Quote all of the data below exactly, please.

** Begin Records shown **

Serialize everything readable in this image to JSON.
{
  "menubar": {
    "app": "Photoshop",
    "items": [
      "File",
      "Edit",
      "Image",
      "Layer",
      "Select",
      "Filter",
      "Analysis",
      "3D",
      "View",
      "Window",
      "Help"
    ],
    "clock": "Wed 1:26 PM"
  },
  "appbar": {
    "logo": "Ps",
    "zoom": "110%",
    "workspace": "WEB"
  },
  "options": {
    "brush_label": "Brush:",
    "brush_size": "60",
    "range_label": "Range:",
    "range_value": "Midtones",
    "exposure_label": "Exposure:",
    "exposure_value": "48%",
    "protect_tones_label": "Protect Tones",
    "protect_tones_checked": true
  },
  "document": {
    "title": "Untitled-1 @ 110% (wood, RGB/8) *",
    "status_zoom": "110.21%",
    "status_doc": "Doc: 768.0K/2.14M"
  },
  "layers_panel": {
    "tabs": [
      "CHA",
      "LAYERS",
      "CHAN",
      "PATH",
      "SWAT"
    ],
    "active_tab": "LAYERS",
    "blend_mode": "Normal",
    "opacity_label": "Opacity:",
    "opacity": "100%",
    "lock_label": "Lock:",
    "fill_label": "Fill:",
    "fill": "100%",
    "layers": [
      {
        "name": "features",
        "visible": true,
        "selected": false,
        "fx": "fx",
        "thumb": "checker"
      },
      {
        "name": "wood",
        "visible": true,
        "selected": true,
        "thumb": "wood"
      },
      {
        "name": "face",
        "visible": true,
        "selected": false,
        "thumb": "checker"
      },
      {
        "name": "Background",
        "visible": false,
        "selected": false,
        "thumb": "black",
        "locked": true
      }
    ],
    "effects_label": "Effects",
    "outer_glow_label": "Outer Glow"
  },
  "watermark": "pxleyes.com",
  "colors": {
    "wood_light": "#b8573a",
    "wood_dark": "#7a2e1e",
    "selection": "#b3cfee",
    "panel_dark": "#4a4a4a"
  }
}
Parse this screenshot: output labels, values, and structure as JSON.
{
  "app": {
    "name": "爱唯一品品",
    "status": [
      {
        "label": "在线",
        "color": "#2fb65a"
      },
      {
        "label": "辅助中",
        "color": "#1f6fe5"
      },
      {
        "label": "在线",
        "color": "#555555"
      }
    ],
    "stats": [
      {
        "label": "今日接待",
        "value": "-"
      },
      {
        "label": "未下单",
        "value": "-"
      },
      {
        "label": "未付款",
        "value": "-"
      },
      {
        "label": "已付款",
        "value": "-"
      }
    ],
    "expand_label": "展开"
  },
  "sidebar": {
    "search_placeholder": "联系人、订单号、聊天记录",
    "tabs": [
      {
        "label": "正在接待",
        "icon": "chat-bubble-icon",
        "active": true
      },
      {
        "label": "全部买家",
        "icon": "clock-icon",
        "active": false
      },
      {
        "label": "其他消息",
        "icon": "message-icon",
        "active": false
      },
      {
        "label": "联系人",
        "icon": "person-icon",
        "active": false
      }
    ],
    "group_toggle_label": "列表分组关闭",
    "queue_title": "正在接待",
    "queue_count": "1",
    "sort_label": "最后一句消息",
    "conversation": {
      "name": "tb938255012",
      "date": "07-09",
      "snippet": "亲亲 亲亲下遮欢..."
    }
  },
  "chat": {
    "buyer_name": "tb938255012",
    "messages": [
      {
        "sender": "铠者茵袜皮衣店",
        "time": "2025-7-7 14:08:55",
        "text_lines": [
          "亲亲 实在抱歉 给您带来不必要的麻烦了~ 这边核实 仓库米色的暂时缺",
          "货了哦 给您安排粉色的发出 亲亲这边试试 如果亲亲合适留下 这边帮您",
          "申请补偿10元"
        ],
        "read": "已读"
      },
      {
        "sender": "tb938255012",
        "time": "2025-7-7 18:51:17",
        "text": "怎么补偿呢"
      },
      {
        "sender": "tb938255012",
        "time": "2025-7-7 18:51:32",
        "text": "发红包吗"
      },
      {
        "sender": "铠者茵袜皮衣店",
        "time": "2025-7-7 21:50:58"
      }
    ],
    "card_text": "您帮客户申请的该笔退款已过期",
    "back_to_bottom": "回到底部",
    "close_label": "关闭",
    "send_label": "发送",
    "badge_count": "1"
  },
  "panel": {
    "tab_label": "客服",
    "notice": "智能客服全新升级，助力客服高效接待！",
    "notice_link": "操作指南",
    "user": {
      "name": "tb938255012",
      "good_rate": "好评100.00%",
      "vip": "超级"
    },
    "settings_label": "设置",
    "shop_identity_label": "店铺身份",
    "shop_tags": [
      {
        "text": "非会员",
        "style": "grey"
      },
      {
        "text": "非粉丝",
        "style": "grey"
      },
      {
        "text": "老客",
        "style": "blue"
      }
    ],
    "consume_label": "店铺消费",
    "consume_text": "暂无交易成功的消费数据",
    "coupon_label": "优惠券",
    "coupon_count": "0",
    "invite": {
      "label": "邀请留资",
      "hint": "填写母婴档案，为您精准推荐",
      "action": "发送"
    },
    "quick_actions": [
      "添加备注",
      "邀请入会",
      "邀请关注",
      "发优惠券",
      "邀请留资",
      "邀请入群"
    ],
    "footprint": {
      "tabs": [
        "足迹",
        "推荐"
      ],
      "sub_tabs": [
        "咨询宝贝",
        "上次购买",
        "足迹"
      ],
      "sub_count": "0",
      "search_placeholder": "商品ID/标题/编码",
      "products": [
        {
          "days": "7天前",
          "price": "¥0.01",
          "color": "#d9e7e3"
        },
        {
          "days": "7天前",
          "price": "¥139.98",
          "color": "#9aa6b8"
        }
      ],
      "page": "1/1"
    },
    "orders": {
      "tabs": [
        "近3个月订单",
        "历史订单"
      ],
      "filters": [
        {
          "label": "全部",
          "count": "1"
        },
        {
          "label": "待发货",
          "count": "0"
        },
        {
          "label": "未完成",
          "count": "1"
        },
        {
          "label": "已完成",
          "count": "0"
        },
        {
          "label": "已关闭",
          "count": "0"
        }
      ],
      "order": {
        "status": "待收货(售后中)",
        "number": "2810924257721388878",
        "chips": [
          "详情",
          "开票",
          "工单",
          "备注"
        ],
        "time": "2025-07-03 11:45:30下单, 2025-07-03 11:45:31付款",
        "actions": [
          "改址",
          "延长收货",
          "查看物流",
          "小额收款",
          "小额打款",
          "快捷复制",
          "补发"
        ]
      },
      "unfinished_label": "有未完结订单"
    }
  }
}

** End Records shown **

> [Task result]:
Serialize everything readable in this image to JSON.
{
  "menubar": {
    "app": "Photoshop",
    "items": [
      "File",
      "Edit",
      "Image",
      "Layer",
      "Select",
      "Filter",
      "Analysis",
      "3D",
      "View",
      "Window",
      "Help"
    ],
    "clock": "Wed 1:26 PM"
  },
  "appbar": {
    "logo": "Ps",
    "zoom": "110%",
    "workspace": "WEB"
  },
  "options": {
    "brush_label": "Brush:",
    "brush_size": "60",
    "range_label": "Range:",
    "range_value": "Midtones",
    "exposure_label": "Exposure:",
    "exposure_value": "48%",
    "protect_tones_label": "Protect Tones",
    "protect_tones_checked": true
  },
  "document": {
    "title": "Untitled-1 @ 110% (wood, RGB/8) *",
    "status_zoom": "110.21%",
    "status_doc": "Doc: 768.0K/2.14M"
  },
  "layers_panel": {
    "tabs": [
      "CHA",
      "LAYERS",
      "CHAN",
      "PATH",
      "SWAT"
    ],
    "active_tab": "LAYERS",
    "blend_mode": "Normal",
    "opacity_label": "Opacity:",
    "opacity": "100%",
    "lock_label": "Lock:",
    "fill_label": "Fill:",
    "fill": "100%",
    "layers": [
      {
        "name": "features",
        "visible": true,
        "selected": false,
        "fx": "fx",
        "thumb": "checker"
      },
      {
        "name": "wood",
        "visible": true,
        "selected": true,
        "thumb": "wood"
      },
      {
        "name": "face",
        "visible": true,
        "selected": false,
        "thumb": "checker"
      },
      {
        "name": "Background",
        "visible": false,
        "selected": false,
        "thumb": "black",
        "locked": true
      }
    ],
    "effects_label": "Effects",
    "outer_glow_label": "Outer Glow"
  },
  "watermark": "pxleyes.com",
  "colors": {
    "wood_light": "#b8573a",
    "wood_dark": "#7a2e1e",
    "selection": "#b3cfee",
    "panel_dark": "#4a4a4a"
  }
}
Parse this screenshot: output labels, values, and structure as JSON.
{
  "app": {
    "name": "爱唯一品品",
    "status": [
      {
        "label": "在线",
        "color": "#2fb65a"
      },
      {
        "label": "辅助中",
        "color": "#1f6fe5"
      },
      {
        "label": "在线",
        "color": "#555555"
      }
    ],
    "stats": [
      {
        "label": "今日接待",
        "value": "-"
      },
      {
        "label": "未下单",
        "value": "-"
      },
      {
        "label": "未付款",
        "value": "-"
      },
      {
        "label": "已付款",
        "value": "-"
      }
    ],
    "expand_label": "展开"
  },
  "sidebar": {
    "search_placeholder": "联系人、订单号、聊天记录",
    "tabs": [
      {
        "label": "正在接待",
        "icon": "chat-bubble-icon",
        "active": true
      },
      {
        "label": "全部买家",
        "icon": "clock-icon",
        "active": false
      },
      {
        "label": "其他消息",
        "icon": "message-icon",
        "active": false
      },
      {
        "label": "联系人",
        "icon": "person-icon",
        "active": false
      }
    ],
    "group_toggle_label": "列表分组关闭",
    "queue_title": "正在接待",
    "queue_count": "1",
    "sort_label": "最后一句消息",
    "conversation": {
      "name": "tb938255012",
      "date": "07-09",
      "snippet": "亲亲 亲亲下遮欢..."
    }
  },
  "chat": {
    "buyer_name": "tb938255012",
    "messages": [
      {
        "sender": "铠者茵袜皮衣店",
        "time": "2025-7-7 14:08:55",
        "text_lines": [
          "亲亲 实在抱歉 给您带来不必要的麻烦了~ 这边核实 仓库米色的暂时缺",
          "货了哦 给您安排粉色的发出 亲亲这边试试 如果亲亲合适留下 这边帮您",
          "申请补偿10元"
        ],
        "read": "已读"
      },
      {
        "sender": "tb938255012",
        "time": "2025-7-7 18:51:17",
        "text": "怎么补偿呢"
      },
      {
        "sender": "tb938255012",
        "time": "2025-7-7 18:51:32",
        "text": "发红包吗"
      },
      {
        "sender": "铠者茵袜皮衣店",
        "time": "2025-7-7 21:50:58"
      }
    ],
    "card_text": "您帮客户申请的该笔退款已过期",
    "back_to_bottom": "回到底部",
    "close_label": "关闭",
    "send_label": "发送",
    "badge_count": "1"
  },
  "panel": {
    "tab_label": "客服",
    "notice": "智能客服全新升级，助力客服高效接待！",
    "notice_link": "操作指南",
    "user": {
      "name": "tb938255012",
      "good_rate": "好评100.00%",
      "vip": "超级"
    },
    "settings_label": "设置",
    "shop_identity_label": "店铺身份",
    "shop_tags": [
      {
        "text": "非会员",
        "style": "grey"
      },
      {
        "text": "非粉丝",
        "style": "grey"
      },
      {
        "text": "老客",
        "style": "blue"
      }
    ],
    "consume_label": "店铺消费",
    "consume_text": "暂无交易成功的消费数据",
    "coupon_label": "优惠券",
    "coupon_count": "0",
    "invite": {
      "label": "邀请留资",
      "hint": "填写母婴档案，为您精准推荐",
      "action": "发送"
    },
    "quick_actions": [
      "添加备注",
      "邀请入会",
      "邀请关注",
      "发优惠券",
      "邀请留资",
      "邀请入群"
    ],
    "footprint": {
      "tabs": [
        "足迹",
        "推荐"
      ],
      "sub_tabs": [
        "咨询宝贝",
        "上次购买",
        "足迹"
      ],
      "sub_count": "0",
      "search_placeholder": "商品ID/标题/编码",
      "products": [
        {
          "days": "7天前",
          "price": "¥0.01",
          "color": "#d9e7e3"
        },
        {
          "days": "7天前",
          "price": "¥139.98",
          "color": "#9aa6b8"
        }
      ],
      "page": "1/1"
    },
    "orders": {
      "tabs": [
        "近3个月订单",
        "历史订单"
      ],
      "filters": [
        {
          "label": "全部",
          "count": "1"
        },
        {
          "label": "待发货",
          "count": "0"
        },
        {
          "label": "未完成",
          "count": "1"
        },
        {
          "label": "已完成",
          "count": "0"
        },
        {
          "label": "已关闭",
          "count": "0"
        }
      ],
      "order": {
        "status": "待收货(售后中)",
        "number": "2810924257721388878",
        "chips": [
          "详情",
          "开票",
          "工单",
          "备注"
        ],
        "time": "2025-07-03 11:45:30下单, 2025-07-03 11:45:31付款",
        "actions": [
          "改址",
          "延长收货",
          "查看物流",
          "小额收款",
          "小额打款",
          "快捷复制",
          "补发"
        ]
      },
      "unfinished_label": "有未完结订单"
    }
  }
}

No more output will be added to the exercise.